Extracted data entries
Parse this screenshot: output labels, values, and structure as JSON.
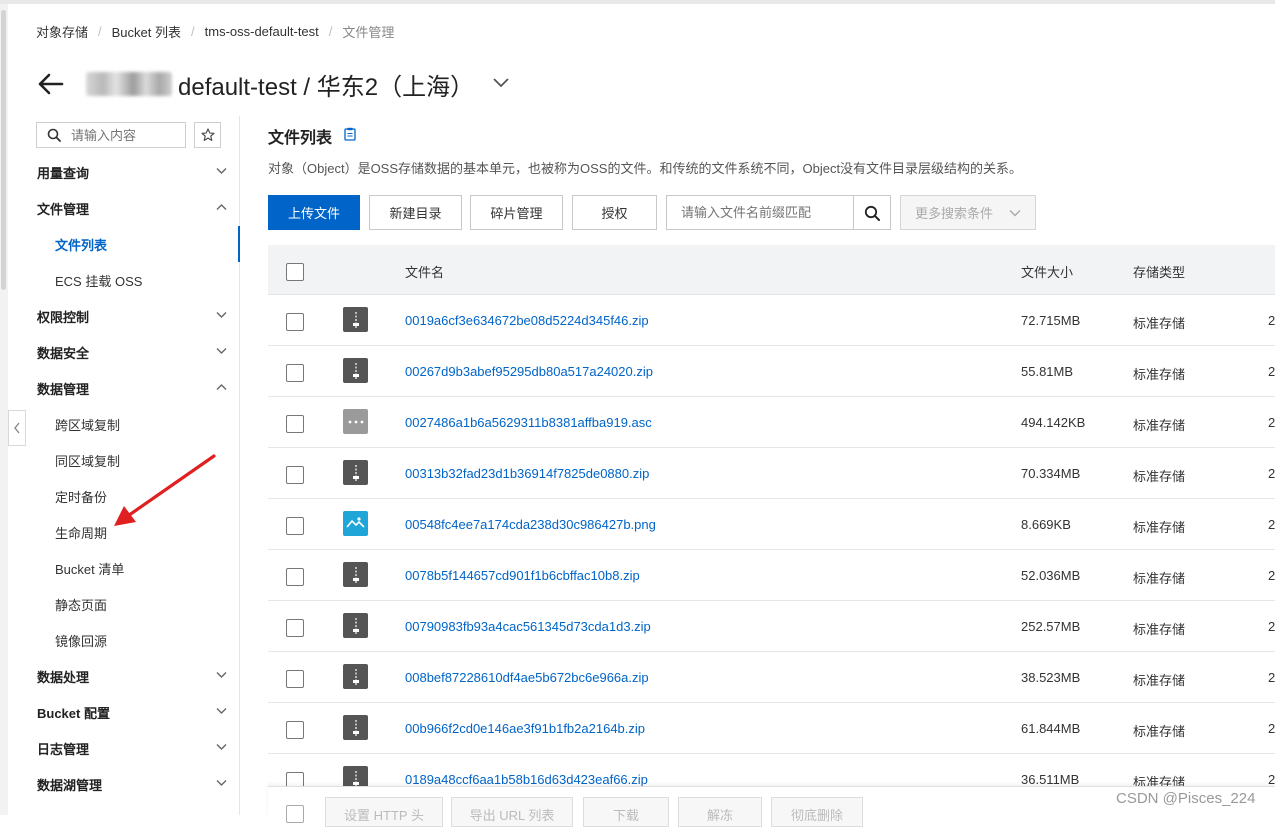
{
  "breadcrumb": {
    "items": [
      "对象存储",
      "Bucket 列表",
      "tms-oss-default-test"
    ],
    "current": "文件管理"
  },
  "header": {
    "title": "default-test / 华东2（上海）"
  },
  "sidebar": {
    "search_placeholder": "请输入内容",
    "items": [
      {
        "label": "用量查询",
        "level": 0,
        "expanded": false
      },
      {
        "label": "文件管理",
        "level": 0,
        "expanded": true
      },
      {
        "label": "文件列表",
        "level": 1,
        "active": true
      },
      {
        "label": "ECS 挂载 OSS",
        "level": 1
      },
      {
        "label": "权限控制",
        "level": 0,
        "expanded": false
      },
      {
        "label": "数据安全",
        "level": 0,
        "expanded": false
      },
      {
        "label": "数据管理",
        "level": 0,
        "expanded": true
      },
      {
        "label": "跨区域复制",
        "level": 1
      },
      {
        "label": "同区域复制",
        "level": 1
      },
      {
        "label": "定时备份",
        "level": 1
      },
      {
        "label": "生命周期",
        "level": 1
      },
      {
        "label": "Bucket 清单",
        "level": 1
      },
      {
        "label": "静态页面",
        "level": 1
      },
      {
        "label": "镜像回源",
        "level": 1
      },
      {
        "label": "数据处理",
        "level": 0,
        "expanded": false
      },
      {
        "label": "Bucket 配置",
        "level": 0,
        "expanded": false
      },
      {
        "label": "日志管理",
        "level": 0,
        "expanded": false
      },
      {
        "label": "数据湖管理",
        "level": 0,
        "expanded": false
      }
    ]
  },
  "main": {
    "title": "文件列表",
    "description": "对象（Object）是OSS存储数据的基本单元，也被称为OSS的文件。和传统的文件系统不同，Object没有文件目录层级结构的关系。",
    "toolbar": {
      "upload": "上传文件",
      "new_dir": "新建目录",
      "fragments": "碎片管理",
      "authorize": "授权",
      "search_placeholder": "请输入文件名前缀匹配",
      "more_search": "更多搜索条件"
    },
    "table": {
      "columns": [
        "文件名",
        "文件大小",
        "存储类型"
      ],
      "rows": [
        {
          "name": "0019a6cf3e634672be08d5224d345f46.zip",
          "size": "72.715MB",
          "type": "标准存储",
          "icon": "zip",
          "date": "2"
        },
        {
          "name": "00267d9b3abef95295db80a517a24020.zip",
          "size": "55.81MB",
          "type": "标准存储",
          "icon": "zip",
          "date": "2"
        },
        {
          "name": "0027486a1b6a5629311b8381affba919.asc",
          "size": "494.142KB",
          "type": "标准存储",
          "icon": "asc",
          "date": "2"
        },
        {
          "name": "00313b32fad23d1b36914f7825de0880.zip",
          "size": "70.334MB",
          "type": "标准存储",
          "icon": "zip",
          "date": "2"
        },
        {
          "name": "00548fc4ee7a174cda238d30c986427b.png",
          "size": "8.669KB",
          "type": "标准存储",
          "icon": "png",
          "date": "2"
        },
        {
          "name": "0078b5f144657cd901f1b6cbffac10b8.zip",
          "size": "52.036MB",
          "type": "标准存储",
          "icon": "zip",
          "date": "2"
        },
        {
          "name": "00790983fb93a4cac561345d73cda1d3.zip",
          "size": "252.57MB",
          "type": "标准存储",
          "icon": "zip",
          "date": "2"
        },
        {
          "name": "008bef87228610df4ae5b672bc6e966a.zip",
          "size": "38.523MB",
          "type": "标准存储",
          "icon": "zip",
          "date": "2"
        },
        {
          "name": "00b966f2cd0e146ae3f91b1fb2a2164b.zip",
          "size": "61.844MB",
          "type": "标准存储",
          "icon": "zip",
          "date": "2"
        },
        {
          "name": "0189a48ccf6aa1b58b16d63d423eaf66.zip",
          "size": "36.511MB",
          "type": "标准存储",
          "icon": "zip",
          "date": "2"
        }
      ]
    },
    "footer": {
      "set_http": "设置 HTTP 头",
      "export_url": "导出 URL 列表",
      "download": "下载",
      "unfreeze": "解冻",
      "delete": "彻底删除"
    }
  },
  "watermark": "CSDN @Pisces_224",
  "colors": {
    "primary": "#0064c8",
    "annotation_arrow": "#e02020"
  }
}
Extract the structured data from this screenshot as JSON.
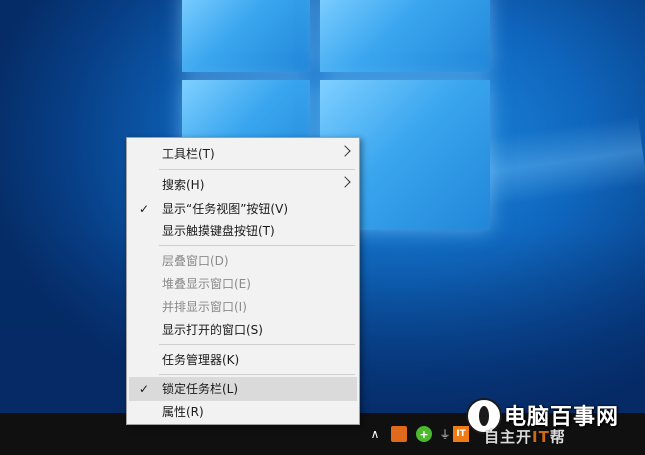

JOB
Quote the material word for word, dropping any images it holds.

WRITTEN SOLUTION
Parse this screenshot: output labels, values, and structure as JSON.
{
  "breadcrumb": {
    "items": [
      "对象存储",
      "Bucket 列表",
      "tms-oss-default-test"
    ],
    "current": "文件管理"
  },
  "header": {
    "title": "default-test / 华东2（上海）"
  },
  "sidebar": {
    "search_placeholder": "请输入内容",
    "items": [
      {
        "label": "用量查询",
        "level": 0,
        "expanded": false
      },
      {
        "label": "文件管理",
        "level": 0,
        "expanded": true
      },
      {
        "label": "文件列表",
        "level": 1,
        "active": true
      },
      {
        "label": "ECS 挂载 OSS",
        "level": 1
      },
      {
        "label": "权限控制",
        "level": 0,
        "expanded": false
      },
      {
        "label": "数据安全",
        "level": 0,
        "expanded": false
      },
      {
        "label": "数据管理",
        "level": 0,
        "expanded": true
      },
      {
        "label": "跨区域复制",
        "level": 1
      },
      {
        "label": "同区域复制",
        "level": 1
      },
      {
        "label": "定时备份",
        "level": 1
      },
      {
        "label": "生命周期",
        "level": 1
      },
      {
        "label": "Bucket 清单",
        "level": 1
      },
      {
        "label": "静态页面",
        "level": 1
      },
      {
        "label": "镜像回源",
        "level": 1
      },
      {
        "label": "数据处理",
        "level": 0,
        "expanded": false
      },
      {
        "label": "Bucket 配置",
        "level": 0,
        "expanded": false
      },
      {
        "label": "日志管理",
        "level": 0,
        "expanded": false
      },
      {
        "label": "数据湖管理",
        "level": 0,
        "expanded": false
      }
    ]
  },
  "main": {
    "title": "文件列表",
    "description": "对象（Object）是OSS存储数据的基本单元，也被称为OSS的文件。和传统的文件系统不同，Object没有文件目录层级结构的关系。",
    "toolbar": {
      "upload": "上传文件",
      "new_dir": "新建目录",
      "fragments": "碎片管理",
      "authorize": "授权",
      "search_placeholder": "请输入文件名前缀匹配",
      "more_search": "更多搜索条件"
    },
    "table": {
      "columns": [
        "文件名",
        "文件大小",
        "存储类型"
      ],
      "rows": [
        {
          "name": "0019a6cf3e634672be08d5224d345f46.zip",
          "size": "72.715MB",
          "type": "标准存储",
          "icon": "zip",
          "date": "2"
        },
        {
          "name": "00267d9b3abef95295db80a517a24020.zip",
          "size": "55.81MB",
          "type": "标准存储",
          "icon": "zip",
          "date": "2"
        },
        {
          "name": "0027486a1b6a5629311b8381affba919.asc",
          "size": "494.142KB",
          "type": "标准存储",
          "icon": "asc",
          "date": "2"
        },
        {
          "name": "00313b32fad23d1b36914f7825de0880.zip",
          "size": "70.334MB",
          "type": "标准存储",
          "icon": "zip",
          "date": "2"
        },
        {
          "name": "00548fc4ee7a174cda238d30c986427b.png",
          "size": "8.669KB",
          "type": "标准存储",
          "icon": "png",
          "date": "2"
        },
        {
          "name": "0078b5f144657cd901f1b6cbffac10b8.zip",
          "size": "52.036MB",
          "type": "标准存储",
          "icon": "zip",
          "date": "2"
        },
        {
          "name": "00790983fb93a4cac561345d73cda1d3.zip",
          "size": "252.57MB",
          "type": "标准存储",
          "icon": "zip",
          "date": "2"
        },
        {
          "name": "008bef87228610df4ae5b672bc6e966a.zip",
          "size": "38.523MB",
          "type": "标准存储",
          "icon": "zip",
          "date": "2"
        },
        {
          "name": "00b966f2cd0e146ae3f91b1fb2a2164b.zip",
          "size": "61.844MB",
          "type": "标准存储",
          "icon": "zip",
          "date": "2"
        },
        {
          "name": "0189a48ccf6aa1b58b16d63d423eaf66.zip",
          "size": "36.511MB",
          "type": "标准存储",
          "icon": "zip",
          "date": "2"
        }
      ]
    },
    "footer": {
      "set_http": "设置 HTTP 头",
      "export_url": "导出 URL 列表",
      "download": "下载",
      "unfreeze": "解冻",
      "delete": "彻底删除"
    }
  },
  "watermark": "CSDN @Pisces_224",
  "colors": {
    "primary": "#0064c8",
    "annotation_arrow": "#e02020"
  }
}
Extract the structured data from this screenshot as JSON.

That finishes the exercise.